#### Objective
Select the lines of the records containing the word "Manipulator" and list them.

#### Given data
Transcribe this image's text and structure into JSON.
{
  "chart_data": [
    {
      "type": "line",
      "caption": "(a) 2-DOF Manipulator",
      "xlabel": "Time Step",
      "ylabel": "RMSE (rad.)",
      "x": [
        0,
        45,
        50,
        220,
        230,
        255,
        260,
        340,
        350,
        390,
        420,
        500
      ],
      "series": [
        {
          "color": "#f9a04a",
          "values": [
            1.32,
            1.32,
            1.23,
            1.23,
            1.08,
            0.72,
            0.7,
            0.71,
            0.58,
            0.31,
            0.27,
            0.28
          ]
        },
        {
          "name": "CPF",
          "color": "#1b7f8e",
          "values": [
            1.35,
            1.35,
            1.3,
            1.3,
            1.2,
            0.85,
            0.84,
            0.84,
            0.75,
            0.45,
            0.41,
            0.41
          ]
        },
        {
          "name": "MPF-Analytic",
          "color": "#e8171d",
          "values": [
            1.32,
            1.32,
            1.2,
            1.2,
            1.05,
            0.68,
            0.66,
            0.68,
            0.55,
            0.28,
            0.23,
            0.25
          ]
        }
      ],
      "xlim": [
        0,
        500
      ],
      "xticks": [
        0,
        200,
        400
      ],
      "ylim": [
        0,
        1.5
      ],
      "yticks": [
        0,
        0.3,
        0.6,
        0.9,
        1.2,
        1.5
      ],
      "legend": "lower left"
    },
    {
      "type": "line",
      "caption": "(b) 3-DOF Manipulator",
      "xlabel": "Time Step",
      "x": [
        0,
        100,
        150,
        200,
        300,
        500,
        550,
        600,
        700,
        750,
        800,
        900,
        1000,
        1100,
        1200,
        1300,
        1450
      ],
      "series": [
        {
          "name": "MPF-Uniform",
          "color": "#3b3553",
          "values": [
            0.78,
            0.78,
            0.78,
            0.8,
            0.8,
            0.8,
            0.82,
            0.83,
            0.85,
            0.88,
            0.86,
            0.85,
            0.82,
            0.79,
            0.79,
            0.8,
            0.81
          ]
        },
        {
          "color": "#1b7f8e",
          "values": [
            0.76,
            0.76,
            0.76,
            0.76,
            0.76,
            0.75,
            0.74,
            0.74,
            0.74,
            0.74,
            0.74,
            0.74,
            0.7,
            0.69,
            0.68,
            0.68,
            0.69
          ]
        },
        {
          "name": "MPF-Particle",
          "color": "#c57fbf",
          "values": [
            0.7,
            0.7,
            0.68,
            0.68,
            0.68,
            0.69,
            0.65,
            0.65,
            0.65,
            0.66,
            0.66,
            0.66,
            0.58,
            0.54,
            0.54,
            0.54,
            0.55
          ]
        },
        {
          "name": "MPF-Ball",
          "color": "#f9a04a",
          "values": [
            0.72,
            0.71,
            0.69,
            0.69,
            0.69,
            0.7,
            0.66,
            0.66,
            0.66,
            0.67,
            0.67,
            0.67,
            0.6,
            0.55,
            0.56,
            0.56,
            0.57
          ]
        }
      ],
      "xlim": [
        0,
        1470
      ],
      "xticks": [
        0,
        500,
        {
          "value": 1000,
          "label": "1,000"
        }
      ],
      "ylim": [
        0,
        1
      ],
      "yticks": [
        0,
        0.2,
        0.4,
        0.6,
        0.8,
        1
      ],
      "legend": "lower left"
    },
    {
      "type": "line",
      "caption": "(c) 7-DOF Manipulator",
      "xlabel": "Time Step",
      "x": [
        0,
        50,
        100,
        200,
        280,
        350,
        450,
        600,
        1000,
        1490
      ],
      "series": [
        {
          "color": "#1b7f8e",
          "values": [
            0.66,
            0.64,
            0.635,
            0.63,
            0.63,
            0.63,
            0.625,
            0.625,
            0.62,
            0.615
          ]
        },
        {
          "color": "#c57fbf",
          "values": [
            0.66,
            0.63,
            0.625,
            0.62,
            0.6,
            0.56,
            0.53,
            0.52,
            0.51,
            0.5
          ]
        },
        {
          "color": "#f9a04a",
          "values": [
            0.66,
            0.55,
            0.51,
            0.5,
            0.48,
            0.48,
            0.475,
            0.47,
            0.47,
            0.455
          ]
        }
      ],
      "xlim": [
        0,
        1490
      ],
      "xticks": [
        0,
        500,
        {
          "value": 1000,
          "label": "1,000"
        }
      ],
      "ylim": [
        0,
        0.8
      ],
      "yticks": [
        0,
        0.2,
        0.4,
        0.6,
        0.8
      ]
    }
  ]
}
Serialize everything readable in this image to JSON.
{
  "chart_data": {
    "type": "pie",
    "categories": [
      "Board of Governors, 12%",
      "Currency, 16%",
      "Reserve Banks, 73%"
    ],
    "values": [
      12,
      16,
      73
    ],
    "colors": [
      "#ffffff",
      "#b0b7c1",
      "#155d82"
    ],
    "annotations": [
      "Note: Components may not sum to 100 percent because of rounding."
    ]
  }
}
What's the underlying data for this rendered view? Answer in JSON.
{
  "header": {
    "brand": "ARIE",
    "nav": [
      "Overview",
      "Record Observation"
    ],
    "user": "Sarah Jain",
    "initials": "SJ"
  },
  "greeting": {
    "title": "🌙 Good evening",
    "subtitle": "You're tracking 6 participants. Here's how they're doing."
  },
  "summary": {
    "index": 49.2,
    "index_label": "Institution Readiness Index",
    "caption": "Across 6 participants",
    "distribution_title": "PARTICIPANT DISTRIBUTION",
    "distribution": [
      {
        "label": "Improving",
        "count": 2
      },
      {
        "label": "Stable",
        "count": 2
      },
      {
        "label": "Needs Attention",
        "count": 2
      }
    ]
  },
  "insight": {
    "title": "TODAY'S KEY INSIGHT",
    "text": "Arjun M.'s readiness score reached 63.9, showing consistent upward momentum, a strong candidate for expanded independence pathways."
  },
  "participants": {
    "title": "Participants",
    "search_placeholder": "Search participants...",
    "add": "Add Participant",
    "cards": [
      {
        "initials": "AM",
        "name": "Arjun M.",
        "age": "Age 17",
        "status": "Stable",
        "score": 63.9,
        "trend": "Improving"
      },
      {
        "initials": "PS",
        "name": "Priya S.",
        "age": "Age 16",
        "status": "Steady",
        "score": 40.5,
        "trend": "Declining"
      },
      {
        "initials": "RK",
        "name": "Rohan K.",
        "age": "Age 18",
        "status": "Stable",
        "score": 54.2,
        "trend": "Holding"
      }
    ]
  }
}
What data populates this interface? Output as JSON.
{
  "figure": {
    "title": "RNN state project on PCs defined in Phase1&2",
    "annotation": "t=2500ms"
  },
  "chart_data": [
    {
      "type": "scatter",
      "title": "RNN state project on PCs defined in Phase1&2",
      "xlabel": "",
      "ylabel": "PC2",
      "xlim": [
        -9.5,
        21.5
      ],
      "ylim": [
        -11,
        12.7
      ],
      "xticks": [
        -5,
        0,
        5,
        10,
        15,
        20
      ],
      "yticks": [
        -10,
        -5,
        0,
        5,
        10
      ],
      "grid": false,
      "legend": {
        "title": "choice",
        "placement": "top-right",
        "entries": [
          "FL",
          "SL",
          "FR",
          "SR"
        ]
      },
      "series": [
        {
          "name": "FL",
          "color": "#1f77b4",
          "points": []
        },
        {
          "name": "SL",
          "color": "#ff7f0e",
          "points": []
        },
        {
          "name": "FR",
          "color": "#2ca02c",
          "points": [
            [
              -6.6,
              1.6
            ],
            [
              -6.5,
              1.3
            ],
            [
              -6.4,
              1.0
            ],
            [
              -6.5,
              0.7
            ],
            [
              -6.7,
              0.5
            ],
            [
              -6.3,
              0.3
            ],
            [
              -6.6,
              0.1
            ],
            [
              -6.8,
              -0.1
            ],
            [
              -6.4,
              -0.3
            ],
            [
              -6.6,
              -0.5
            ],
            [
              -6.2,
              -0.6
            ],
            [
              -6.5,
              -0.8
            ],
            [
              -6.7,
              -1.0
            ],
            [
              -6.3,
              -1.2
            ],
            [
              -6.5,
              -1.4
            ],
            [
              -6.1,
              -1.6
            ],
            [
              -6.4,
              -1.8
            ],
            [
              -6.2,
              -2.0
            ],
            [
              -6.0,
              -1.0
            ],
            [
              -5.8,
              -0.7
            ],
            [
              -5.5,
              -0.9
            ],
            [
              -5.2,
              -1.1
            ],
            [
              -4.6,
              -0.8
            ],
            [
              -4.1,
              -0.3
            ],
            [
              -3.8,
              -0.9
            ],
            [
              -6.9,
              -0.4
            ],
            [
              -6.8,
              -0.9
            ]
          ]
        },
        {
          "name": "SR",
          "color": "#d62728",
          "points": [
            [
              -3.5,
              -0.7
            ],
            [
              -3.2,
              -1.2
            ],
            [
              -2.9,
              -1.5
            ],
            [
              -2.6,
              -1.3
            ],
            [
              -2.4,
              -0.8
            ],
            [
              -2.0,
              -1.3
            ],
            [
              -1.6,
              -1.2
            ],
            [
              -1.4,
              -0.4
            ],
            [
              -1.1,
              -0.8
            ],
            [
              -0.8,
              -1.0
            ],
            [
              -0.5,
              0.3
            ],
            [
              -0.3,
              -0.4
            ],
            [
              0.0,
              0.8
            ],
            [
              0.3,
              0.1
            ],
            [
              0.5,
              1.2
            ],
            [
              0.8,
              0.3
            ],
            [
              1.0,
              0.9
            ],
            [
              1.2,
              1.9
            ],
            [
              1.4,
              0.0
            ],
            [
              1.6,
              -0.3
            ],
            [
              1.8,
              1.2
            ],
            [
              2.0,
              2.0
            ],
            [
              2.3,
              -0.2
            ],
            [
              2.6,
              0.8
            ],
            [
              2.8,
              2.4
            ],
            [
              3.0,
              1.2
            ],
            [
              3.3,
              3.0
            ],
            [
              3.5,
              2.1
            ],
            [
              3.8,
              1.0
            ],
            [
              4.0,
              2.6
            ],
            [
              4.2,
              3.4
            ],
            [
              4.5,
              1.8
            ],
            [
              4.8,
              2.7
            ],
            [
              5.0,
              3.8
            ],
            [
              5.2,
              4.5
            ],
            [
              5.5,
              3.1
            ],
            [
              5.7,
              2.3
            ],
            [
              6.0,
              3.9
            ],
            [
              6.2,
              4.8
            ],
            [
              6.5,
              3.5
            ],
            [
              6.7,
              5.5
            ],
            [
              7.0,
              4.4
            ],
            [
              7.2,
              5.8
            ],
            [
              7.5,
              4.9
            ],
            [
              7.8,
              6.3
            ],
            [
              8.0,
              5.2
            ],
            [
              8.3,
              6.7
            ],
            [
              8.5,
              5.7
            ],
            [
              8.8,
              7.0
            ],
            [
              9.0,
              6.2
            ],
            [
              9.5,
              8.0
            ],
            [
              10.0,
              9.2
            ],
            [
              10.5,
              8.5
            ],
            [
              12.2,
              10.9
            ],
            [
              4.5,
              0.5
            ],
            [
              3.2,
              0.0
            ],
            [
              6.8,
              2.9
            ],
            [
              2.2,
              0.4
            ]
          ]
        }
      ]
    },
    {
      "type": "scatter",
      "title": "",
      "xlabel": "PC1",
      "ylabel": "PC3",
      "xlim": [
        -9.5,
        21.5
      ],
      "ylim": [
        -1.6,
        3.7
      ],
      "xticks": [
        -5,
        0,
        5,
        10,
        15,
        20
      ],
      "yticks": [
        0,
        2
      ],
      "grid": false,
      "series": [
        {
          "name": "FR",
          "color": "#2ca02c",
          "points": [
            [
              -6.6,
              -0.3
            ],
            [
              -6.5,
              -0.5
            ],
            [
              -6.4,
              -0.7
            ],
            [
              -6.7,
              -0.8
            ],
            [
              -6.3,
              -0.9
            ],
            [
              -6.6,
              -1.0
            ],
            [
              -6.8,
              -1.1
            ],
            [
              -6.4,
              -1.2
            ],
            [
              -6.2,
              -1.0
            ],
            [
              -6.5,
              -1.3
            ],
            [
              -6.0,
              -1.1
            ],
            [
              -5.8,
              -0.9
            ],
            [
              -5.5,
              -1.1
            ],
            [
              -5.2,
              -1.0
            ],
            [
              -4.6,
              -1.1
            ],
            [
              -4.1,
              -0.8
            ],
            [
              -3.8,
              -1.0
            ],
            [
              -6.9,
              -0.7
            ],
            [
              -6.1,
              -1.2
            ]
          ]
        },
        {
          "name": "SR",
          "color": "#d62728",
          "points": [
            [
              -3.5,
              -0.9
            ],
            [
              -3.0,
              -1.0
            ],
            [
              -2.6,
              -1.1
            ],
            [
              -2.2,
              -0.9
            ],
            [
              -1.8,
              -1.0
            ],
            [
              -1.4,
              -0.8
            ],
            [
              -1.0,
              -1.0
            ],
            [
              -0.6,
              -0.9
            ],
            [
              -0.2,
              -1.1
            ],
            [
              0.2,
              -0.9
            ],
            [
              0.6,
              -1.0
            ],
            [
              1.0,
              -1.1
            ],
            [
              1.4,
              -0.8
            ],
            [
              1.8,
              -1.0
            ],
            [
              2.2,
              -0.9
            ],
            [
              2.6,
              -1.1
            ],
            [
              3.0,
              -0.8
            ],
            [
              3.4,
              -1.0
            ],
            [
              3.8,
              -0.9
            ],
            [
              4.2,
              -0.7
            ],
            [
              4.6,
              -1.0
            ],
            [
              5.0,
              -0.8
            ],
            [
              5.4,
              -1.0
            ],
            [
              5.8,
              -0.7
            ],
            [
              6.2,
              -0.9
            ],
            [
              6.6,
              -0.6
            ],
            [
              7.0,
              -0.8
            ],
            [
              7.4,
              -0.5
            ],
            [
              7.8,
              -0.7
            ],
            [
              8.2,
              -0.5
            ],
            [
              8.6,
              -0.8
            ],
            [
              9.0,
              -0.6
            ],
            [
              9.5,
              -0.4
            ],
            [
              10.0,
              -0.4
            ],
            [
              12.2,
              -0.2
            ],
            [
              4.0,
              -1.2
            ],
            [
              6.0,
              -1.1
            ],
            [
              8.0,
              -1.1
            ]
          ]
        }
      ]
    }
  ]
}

#### Response
      "caption": "(a) 2-DOF Manipulator",
      "caption": "(b) 3-DOF Manipulator",
      "caption": "(c) 7-DOF Manipulator",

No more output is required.